Raw records:

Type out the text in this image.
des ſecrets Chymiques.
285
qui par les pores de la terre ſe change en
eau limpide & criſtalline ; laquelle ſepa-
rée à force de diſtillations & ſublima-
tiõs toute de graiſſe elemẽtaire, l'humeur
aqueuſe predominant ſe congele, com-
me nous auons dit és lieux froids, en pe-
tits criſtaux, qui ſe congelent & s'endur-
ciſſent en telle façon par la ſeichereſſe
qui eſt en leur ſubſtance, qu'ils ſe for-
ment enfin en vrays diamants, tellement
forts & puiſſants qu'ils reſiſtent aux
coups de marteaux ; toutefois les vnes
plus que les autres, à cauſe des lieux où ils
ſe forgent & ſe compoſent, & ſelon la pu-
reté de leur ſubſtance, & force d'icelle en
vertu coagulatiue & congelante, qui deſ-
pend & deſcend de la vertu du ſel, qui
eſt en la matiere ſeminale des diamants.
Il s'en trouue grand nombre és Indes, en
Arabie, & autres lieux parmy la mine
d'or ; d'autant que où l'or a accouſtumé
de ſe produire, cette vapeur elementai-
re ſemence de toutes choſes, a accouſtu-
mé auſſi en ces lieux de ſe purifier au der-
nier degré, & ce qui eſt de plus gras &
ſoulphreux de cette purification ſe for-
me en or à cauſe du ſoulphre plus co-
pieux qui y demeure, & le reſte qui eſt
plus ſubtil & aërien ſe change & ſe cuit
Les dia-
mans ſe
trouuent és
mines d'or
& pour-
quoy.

▶ STATED EXERCISE:
Show the data once more, exactly as it was written.

▶ OUTPUT OF THE EXERCISE:
Type out the text in this image.
des ſecrets Chymiques.
285
qui par les pores de la terre ſe change en
eau limpide & criſtalline ; laquelle ſepa-
rée à force de diſtillations & ſublima-
tiõs toute de graiſſe elemẽtaire, l'humeur
aqueuſe predominant ſe congele, com-
me nous auons dit és lieux froids, en pe-
tits criſtaux, qui ſe congelent & s'endur-
ciſſent en telle façon par la ſeichereſſe
qui eſt en leur ſubſtance, qu'ils ſe for-
ment enfin en vrays diamants, tellement
forts & puiſſants qu'ils reſiſtent aux
coups de marteaux ; toutefois les vnes
plus que les autres, à cauſe des lieux où ils
ſe forgent & ſe compoſent, & ſelon la pu-
reté de leur ſubſtance, & force d'icelle en
vertu coagulatiue & congelante, qui deſ-
pend & deſcend de la vertu du ſel, qui
eſt en la matiere ſeminale des diamants.
Il s'en trouue grand nombre és Indes, en
Arabie, & autres lieux parmy la mine
d'or ; d'autant que où l'or a accouſtumé
de ſe produire, cette vapeur elementai-
re ſemence de toutes choſes, a accouſtu-
mé auſſi en ces lieux de ſe purifier au der-
nier degré, & ce qui eſt de plus gras &
ſoulphreux de cette purification ſe for-
me en or à cauſe du ſoulphre plus co-
pieux qui y demeure, & le reſte qui eſt
plus ſubtil & aërien ſe change & ſe cuit
Les dia-
mans ſe
trouuent és
mines d'or
& pour-
quoy.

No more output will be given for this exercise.